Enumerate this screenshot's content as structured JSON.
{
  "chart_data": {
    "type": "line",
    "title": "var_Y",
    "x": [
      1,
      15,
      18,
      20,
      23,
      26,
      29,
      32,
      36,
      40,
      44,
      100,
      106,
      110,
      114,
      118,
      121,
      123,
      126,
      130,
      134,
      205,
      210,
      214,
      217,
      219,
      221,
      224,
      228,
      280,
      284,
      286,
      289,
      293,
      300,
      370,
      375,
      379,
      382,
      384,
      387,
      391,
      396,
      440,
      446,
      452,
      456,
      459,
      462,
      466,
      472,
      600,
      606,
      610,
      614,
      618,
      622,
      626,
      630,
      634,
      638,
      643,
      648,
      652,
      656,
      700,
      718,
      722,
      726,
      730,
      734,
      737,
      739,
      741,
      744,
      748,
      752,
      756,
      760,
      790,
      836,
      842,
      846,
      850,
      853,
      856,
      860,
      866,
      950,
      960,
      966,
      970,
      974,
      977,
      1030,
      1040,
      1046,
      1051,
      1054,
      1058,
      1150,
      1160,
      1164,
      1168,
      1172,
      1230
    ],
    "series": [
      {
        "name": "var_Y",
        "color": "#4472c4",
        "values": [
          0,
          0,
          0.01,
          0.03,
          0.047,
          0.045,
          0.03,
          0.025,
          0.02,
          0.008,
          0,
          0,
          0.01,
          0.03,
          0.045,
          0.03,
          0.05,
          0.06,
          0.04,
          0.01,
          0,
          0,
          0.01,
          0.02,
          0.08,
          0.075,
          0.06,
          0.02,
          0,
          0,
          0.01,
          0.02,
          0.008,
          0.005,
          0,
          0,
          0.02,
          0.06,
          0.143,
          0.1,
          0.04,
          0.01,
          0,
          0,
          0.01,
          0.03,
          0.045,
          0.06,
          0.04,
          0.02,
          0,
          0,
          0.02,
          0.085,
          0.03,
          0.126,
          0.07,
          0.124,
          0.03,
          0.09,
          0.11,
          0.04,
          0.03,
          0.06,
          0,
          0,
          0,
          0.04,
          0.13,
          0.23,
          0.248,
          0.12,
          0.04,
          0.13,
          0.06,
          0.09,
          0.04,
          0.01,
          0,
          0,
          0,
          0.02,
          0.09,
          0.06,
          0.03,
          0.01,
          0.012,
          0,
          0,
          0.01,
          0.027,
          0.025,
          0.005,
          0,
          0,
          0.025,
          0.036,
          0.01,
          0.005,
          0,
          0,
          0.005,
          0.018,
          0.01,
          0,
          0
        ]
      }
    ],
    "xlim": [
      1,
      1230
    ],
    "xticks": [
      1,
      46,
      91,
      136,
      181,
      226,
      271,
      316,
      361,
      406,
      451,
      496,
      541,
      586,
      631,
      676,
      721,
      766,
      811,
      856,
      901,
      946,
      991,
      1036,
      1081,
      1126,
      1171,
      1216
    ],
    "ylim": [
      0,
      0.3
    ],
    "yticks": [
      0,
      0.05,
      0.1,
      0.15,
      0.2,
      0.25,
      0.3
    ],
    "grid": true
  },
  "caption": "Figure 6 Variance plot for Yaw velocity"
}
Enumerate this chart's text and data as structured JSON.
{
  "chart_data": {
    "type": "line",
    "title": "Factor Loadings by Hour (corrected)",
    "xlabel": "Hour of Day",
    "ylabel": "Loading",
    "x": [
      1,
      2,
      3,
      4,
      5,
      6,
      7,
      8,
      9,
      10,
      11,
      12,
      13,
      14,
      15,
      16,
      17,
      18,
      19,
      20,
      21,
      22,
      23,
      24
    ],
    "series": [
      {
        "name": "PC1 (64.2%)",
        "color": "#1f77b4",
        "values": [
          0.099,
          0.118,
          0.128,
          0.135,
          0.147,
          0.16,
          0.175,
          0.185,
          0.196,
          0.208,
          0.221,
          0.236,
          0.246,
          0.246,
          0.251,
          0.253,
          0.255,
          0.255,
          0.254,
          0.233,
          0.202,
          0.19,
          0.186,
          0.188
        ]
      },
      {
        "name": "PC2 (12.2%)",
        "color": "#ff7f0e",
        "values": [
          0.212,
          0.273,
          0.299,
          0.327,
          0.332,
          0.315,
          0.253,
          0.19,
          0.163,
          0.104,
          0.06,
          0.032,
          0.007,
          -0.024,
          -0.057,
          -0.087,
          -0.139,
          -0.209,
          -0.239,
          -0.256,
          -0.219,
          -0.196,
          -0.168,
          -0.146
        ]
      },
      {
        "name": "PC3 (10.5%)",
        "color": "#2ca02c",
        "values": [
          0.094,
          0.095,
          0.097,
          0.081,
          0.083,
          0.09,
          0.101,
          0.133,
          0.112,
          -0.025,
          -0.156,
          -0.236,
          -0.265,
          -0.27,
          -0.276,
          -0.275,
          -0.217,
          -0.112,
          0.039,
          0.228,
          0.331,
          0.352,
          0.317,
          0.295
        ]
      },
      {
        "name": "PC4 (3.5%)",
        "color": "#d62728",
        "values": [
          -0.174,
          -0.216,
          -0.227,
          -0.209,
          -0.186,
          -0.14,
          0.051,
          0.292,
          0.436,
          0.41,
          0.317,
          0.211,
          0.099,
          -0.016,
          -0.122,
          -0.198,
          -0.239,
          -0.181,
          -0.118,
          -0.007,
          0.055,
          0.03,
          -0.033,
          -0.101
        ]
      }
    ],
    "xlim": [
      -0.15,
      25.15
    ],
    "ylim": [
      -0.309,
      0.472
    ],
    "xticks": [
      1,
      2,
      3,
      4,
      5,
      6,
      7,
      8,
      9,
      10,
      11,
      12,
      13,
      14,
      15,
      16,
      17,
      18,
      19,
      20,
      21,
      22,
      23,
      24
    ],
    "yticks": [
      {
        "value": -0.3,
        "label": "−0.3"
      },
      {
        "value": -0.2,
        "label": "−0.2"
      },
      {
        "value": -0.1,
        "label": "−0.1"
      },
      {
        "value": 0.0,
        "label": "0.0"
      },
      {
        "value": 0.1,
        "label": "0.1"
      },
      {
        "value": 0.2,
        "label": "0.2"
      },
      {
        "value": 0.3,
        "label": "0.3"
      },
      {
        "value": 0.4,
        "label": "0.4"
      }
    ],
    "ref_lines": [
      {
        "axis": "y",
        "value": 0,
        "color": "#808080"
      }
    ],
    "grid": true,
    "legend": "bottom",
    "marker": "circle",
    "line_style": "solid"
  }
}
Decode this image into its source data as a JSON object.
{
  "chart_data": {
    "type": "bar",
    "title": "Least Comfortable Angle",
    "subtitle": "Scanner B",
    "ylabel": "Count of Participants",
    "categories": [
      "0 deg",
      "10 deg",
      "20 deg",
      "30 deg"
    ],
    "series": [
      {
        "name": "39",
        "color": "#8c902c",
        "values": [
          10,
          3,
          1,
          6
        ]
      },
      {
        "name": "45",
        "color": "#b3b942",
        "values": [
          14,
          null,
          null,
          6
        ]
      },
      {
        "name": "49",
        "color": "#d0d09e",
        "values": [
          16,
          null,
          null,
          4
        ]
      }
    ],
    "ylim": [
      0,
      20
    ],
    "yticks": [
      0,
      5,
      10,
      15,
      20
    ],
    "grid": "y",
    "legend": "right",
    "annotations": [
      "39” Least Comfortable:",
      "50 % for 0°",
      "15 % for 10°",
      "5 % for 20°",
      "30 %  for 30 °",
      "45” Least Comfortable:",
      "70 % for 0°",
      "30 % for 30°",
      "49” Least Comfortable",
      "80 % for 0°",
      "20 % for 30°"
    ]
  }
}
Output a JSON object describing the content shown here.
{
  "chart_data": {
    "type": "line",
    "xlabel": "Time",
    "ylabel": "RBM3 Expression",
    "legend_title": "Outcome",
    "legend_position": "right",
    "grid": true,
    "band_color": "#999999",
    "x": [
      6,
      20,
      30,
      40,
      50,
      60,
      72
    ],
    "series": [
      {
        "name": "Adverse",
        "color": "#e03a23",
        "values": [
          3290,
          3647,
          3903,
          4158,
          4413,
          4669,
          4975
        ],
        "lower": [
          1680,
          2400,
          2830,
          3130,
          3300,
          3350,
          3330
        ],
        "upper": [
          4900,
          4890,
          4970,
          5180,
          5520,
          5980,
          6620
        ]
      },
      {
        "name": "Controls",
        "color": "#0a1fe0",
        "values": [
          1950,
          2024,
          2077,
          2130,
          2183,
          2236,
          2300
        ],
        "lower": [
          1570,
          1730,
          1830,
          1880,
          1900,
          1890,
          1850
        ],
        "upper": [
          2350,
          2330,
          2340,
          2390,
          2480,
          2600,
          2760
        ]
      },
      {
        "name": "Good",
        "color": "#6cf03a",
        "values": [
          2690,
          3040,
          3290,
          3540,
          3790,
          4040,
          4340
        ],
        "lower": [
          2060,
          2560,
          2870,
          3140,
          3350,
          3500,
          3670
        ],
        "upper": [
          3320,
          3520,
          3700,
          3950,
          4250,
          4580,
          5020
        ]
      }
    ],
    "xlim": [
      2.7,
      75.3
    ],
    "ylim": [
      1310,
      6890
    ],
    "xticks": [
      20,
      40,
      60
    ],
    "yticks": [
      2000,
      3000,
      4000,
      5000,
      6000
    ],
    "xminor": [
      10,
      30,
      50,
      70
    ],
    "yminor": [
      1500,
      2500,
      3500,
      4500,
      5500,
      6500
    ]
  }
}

## GOAL OF THE EXERCISE
Pull out every line of the records above that contains the word "right".

## EXERCISE OUTPUT
    "legend": "right",
    "legend_position": "right",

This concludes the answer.